> _Instructions for the task_
Reproduce the material word for word; the images stay out.

> _Data supplied_
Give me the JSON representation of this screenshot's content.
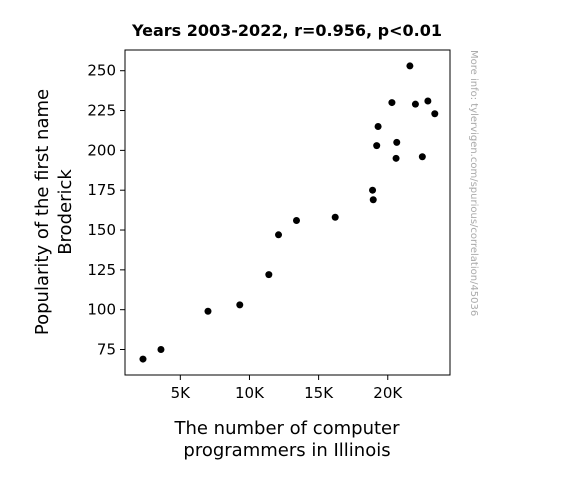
{
  "chart_data": {
    "type": "scatter",
    "title": "Years 2003-2022, r=0.956, p<0.01",
    "xlabel_lines": [
      "The number of computer",
      "programmers in Illinois"
    ],
    "ylabel_lines": [
      "Popularity of the first name",
      "Broderick"
    ],
    "side_note": "More info: tylervigen.com/spurious/correlation/45036",
    "xlim": [
      1000,
      24500
    ],
    "ylim": [
      59,
      263
    ],
    "x_ticks": [
      {
        "value": 5000,
        "label": "5K"
      },
      {
        "value": 10000,
        "label": "10K"
      },
      {
        "value": 15000,
        "label": "15K"
      },
      {
        "value": 20000,
        "label": "20K"
      }
    ],
    "y_ticks": [
      {
        "value": 75,
        "label": "75"
      },
      {
        "value": 100,
        "label": "100"
      },
      {
        "value": 125,
        "label": "125"
      },
      {
        "value": 150,
        "label": "150"
      },
      {
        "value": 175,
        "label": "175"
      },
      {
        "value": 200,
        "label": "200"
      },
      {
        "value": 225,
        "label": "225"
      },
      {
        "value": 250,
        "label": "250"
      }
    ],
    "points": [
      {
        "x": 2300,
        "y": 69
      },
      {
        "x": 3600,
        "y": 75
      },
      {
        "x": 7000,
        "y": 99
      },
      {
        "x": 9300,
        "y": 103
      },
      {
        "x": 11400,
        "y": 122
      },
      {
        "x": 12100,
        "y": 147
      },
      {
        "x": 13400,
        "y": 156
      },
      {
        "x": 16200,
        "y": 158
      },
      {
        "x": 18900,
        "y": 175
      },
      {
        "x": 18950,
        "y": 169
      },
      {
        "x": 19200,
        "y": 203
      },
      {
        "x": 19300,
        "y": 215
      },
      {
        "x": 20300,
        "y": 230
      },
      {
        "x": 20600,
        "y": 195
      },
      {
        "x": 20650,
        "y": 205
      },
      {
        "x": 21600,
        "y": 253
      },
      {
        "x": 22000,
        "y": 229
      },
      {
        "x": 22500,
        "y": 196
      },
      {
        "x": 22900,
        "y": 231
      },
      {
        "x": 23400,
        "y": 223
      }
    ],
    "marker_color": "#000000"
  }
}
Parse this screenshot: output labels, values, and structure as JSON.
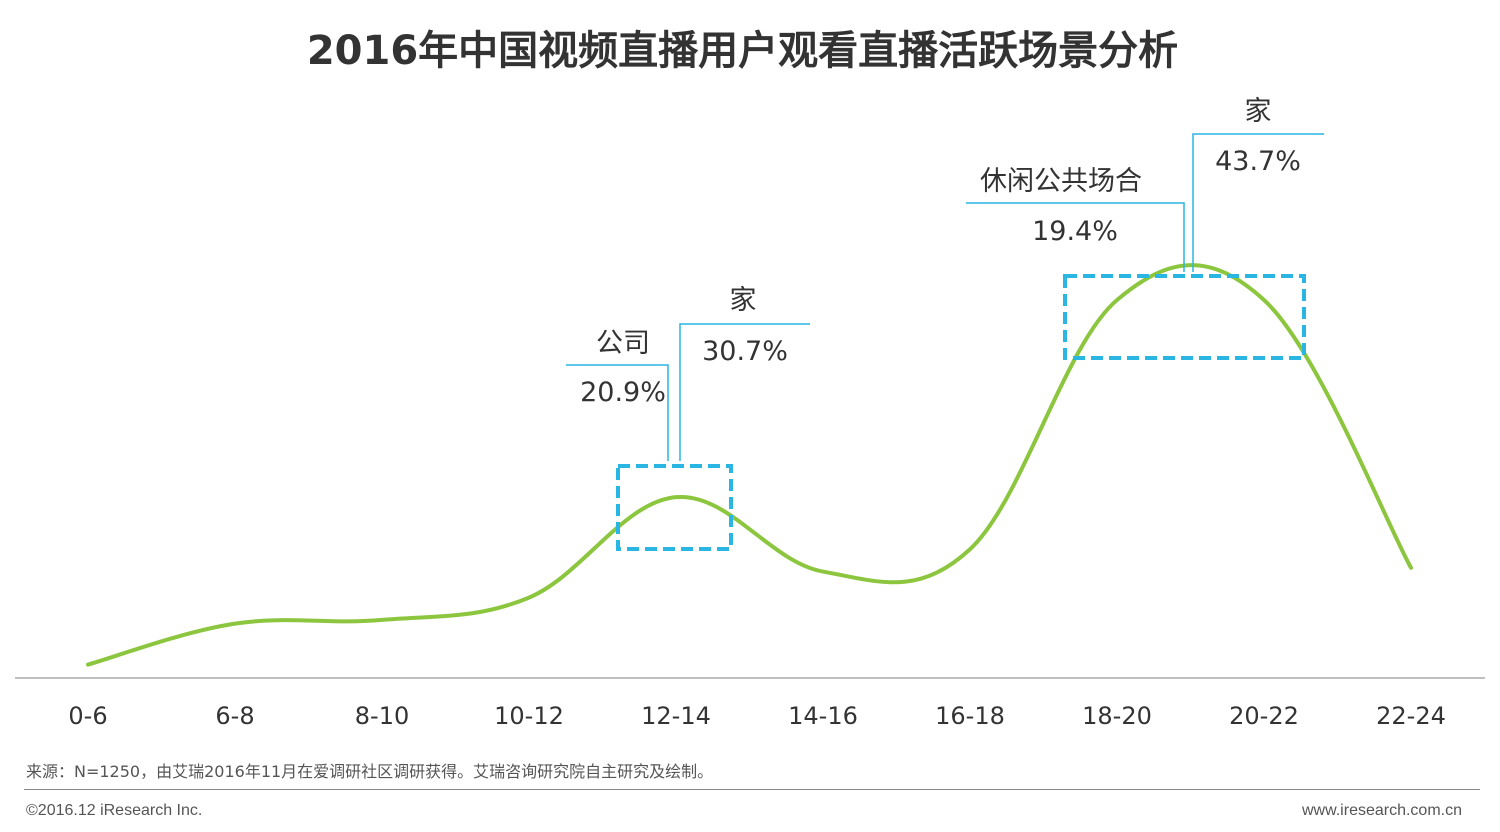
{
  "title": "2016年中国视频直播用户观看直播活跃场景分析",
  "colors": {
    "curve": "#8cc63f",
    "highlight_box": "#29b6e3",
    "callout_line": "#29b6e3",
    "axis": "#999999"
  },
  "chart_data": {
    "type": "line",
    "smooth": true,
    "categories": [
      "0-6",
      "6-8",
      "8-10",
      "10-12",
      "12-14",
      "14-16",
      "16-18",
      "18-20",
      "20-22",
      "22-24"
    ],
    "values": [
      2,
      13,
      14,
      20,
      47,
      27,
      33,
      100,
      100,
      28
    ],
    "y_axis_shown": false,
    "grid": false,
    "annotations": [
      {
        "label": "公司",
        "value": "20.9%",
        "period": "12-14"
      },
      {
        "label": "家",
        "value": "30.7%",
        "period": "12-14"
      },
      {
        "label": "休闲公共场合",
        "value": "19.4%",
        "period": "20-22"
      },
      {
        "label": "家",
        "value": "43.7%",
        "period": "20-22"
      }
    ]
  },
  "source": "来源：N=1250，由艾瑞2016年11月在爱调研社区调研获得。艾瑞咨询研究院自主研究及绘制。",
  "copyright": "©2016.12 iResearch Inc.",
  "website": "www.iresearch.com.cn"
}
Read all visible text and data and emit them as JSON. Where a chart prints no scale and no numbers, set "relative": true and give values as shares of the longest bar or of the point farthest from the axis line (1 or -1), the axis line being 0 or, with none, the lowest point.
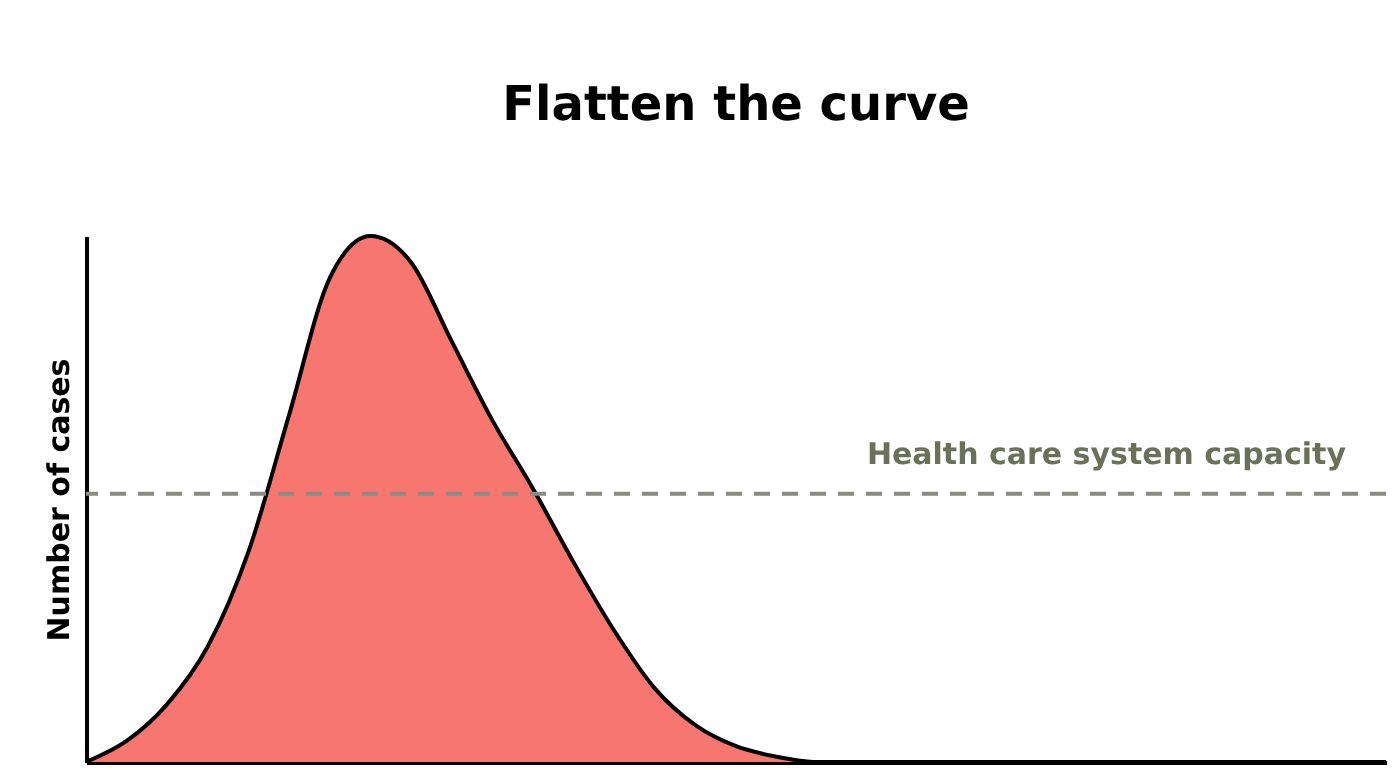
{
  "chart_data": {
    "type": "area",
    "title": "Flatten the curve",
    "ylabel": "Number of cases",
    "relative": true,
    "color": "#f87670",
    "categories": [
      null,
      null,
      null,
      null,
      null,
      null,
      null,
      null,
      null,
      null,
      null,
      null,
      null,
      null,
      null,
      null,
      null,
      null,
      null,
      null,
      null,
      null,
      null,
      null,
      null,
      null,
      null,
      null,
      null,
      null,
      null,
      null,
      null
    ],
    "values": [
      0,
      0.04,
      0.11,
      0.22,
      0.4,
      0.66,
      0.92,
      1.0,
      0.95,
      0.8,
      0.65,
      0.52,
      0.38,
      0.25,
      0.14,
      0.07,
      0.03,
      0.01,
      0,
      0,
      0,
      0,
      0,
      0,
      0,
      0,
      0,
      0,
      0,
      0,
      0,
      0,
      0
    ],
    "ref_lines": [
      {
        "axis": "y",
        "value": 0.51,
        "label": "Health care system capacity",
        "color": "#8c8c84",
        "line_style": "dashed"
      }
    ],
    "grid": false
  }
}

> _Solved problem_
Give me the JSON representation of this screenshot's content.
{
  "chart_data": {
    "type": "scatter",
    "title": "Years 2003-2022, r=0.956, p<0.01",
    "xlabel_lines": [
      "The number of computer",
      "programmers in Illinois"
    ],
    "ylabel_lines": [
      "Popularity of the first name",
      "Broderick"
    ],
    "side_note": "More info: tylervigen.com/spurious/correlation/45036",
    "xlim": [
      1000,
      24500
    ],
    "ylim": [
      59,
      263
    ],
    "x_ticks": [
      {
        "value": 5000,
        "label": "5K"
      },
      {
        "value": 10000,
        "label": "10K"
      },
      {
        "value": 15000,
        "label": "15K"
      },
      {
        "value": 20000,
        "label": "20K"
      }
    ],
    "y_ticks": [
      {
        "value": 75,
        "label": "75"
      },
      {
        "value": 100,
        "label": "100"
      },
      {
        "value": 125,
        "label": "125"
      },
      {
        "value": 150,
        "label": "150"
      },
      {
        "value": 175,
        "label": "175"
      },
      {
        "value": 200,
        "label": "200"
      },
      {
        "value": 225,
        "label": "225"
      },
      {
        "value": 250,
        "label": "250"
      }
    ],
    "points": [
      {
        "x": 2300,
        "y": 69
      },
      {
        "x": 3600,
        "y": 75
      },
      {
        "x": 7000,
        "y": 99
      },
      {
        "x": 9300,
        "y": 103
      },
      {
        "x": 11400,
        "y": 122
      },
      {
        "x": 12100,
        "y": 147
      },
      {
        "x": 13400,
        "y": 156
      },
      {
        "x": 16200,
        "y": 158
      },
      {
        "x": 18900,
        "y": 175
      },
      {
        "x": 18950,
        "y": 169
      },
      {
        "x": 19200,
        "y": 203
      },
      {
        "x": 19300,
        "y": 215
      },
      {
        "x": 20300,
        "y": 230
      },
      {
        "x": 20600,
        "y": 195
      },
      {
        "x": 20650,
        "y": 205
      },
      {
        "x": 21600,
        "y": 253
      },
      {
        "x": 22000,
        "y": 229
      },
      {
        "x": 22500,
        "y": 196
      },
      {
        "x": 22900,
        "y": 231
      },
      {
        "x": 23400,
        "y": 223
      }
    ],
    "marker_color": "#000000"
  }
}
Parse this screenshot: output labels, values, and structure as JSON.
{
  "title": "2016年中国视频直播用户观看直播活跃场景分析",
  "colors": {
    "curve": "#8cc63f",
    "highlight_box": "#29b6e3",
    "callout_line": "#29b6e3",
    "axis": "#999999"
  },
  "chart_data": {
    "type": "line",
    "smooth": true,
    "categories": [
      "0-6",
      "6-8",
      "8-10",
      "10-12",
      "12-14",
      "14-16",
      "16-18",
      "18-20",
      "20-22",
      "22-24"
    ],
    "values": [
      2,
      13,
      14,
      20,
      47,
      27,
      33,
      100,
      100,
      28
    ],
    "y_axis_shown": false,
    "grid": false,
    "annotations": [
      {
        "label": "公司",
        "value": "20.9%",
        "period": "12-14"
      },
      {
        "label": "家",
        "value": "30.7%",
        "period": "12-14"
      },
      {
        "label": "休闲公共场合",
        "value": "19.4%",
        "period": "20-22"
      },
      {
        "label": "家",
        "value": "43.7%",
        "period": "20-22"
      }
    ]
  },
  "source": "来源：N=1250，由艾瑞2016年11月在爱调研社区调研获得。艾瑞咨询研究院自主研究及绘制。",
  "copyright": "©2016.12 iResearch Inc.",
  "website": "www.iresearch.com.cn"
}
Read all visible text and data and emit them as JSON. Where a chart prints no scale and no numbers, set "relative": true and give values as shares of the longest bar or of the point farthest from the axis line (1 or -1), the axis line being 0 or, with none, the lowest point.
{
  "chart_data": {
    "type": "area",
    "title": "Flatten the curve",
    "ylabel": "Number of cases",
    "relative": true,
    "color": "#f87670",
    "categories": [
      null,
      null,
      null,
      null,
      null,
      null,
      null,
      null,
      null,
      null,
      null,
      null,
      null,
      null,
      null,
      null,
      null,
      null,
      null,
      null,
      null,
      null,
      null,
      null,
      null,
      null,
      null,
      null,
      null,
      null,
      null,
      null,
      null
    ],
    "values": [
      0,
      0.04,
      0.11,
      0.22,
      0.4,
      0.66,
      0.92,
      1.0,
      0.95,
      0.8,
      0.65,
      0.52,
      0.38,
      0.25,
      0.14,
      0.07,
      0.03,
      0.01,
      0,
      0,
      0,
      0,
      0,
      0,
      0,
      0,
      0,
      0,
      0,
      0,
      0,
      0,
      0
    ],
    "ref_lines": [
      {
        "axis": "y",
        "value": 0.51,
        "label": "Health care system capacity",
        "color": "#8c8c84",
        "line_style": "dashed"
      }
    ],
    "grid": false
  }
}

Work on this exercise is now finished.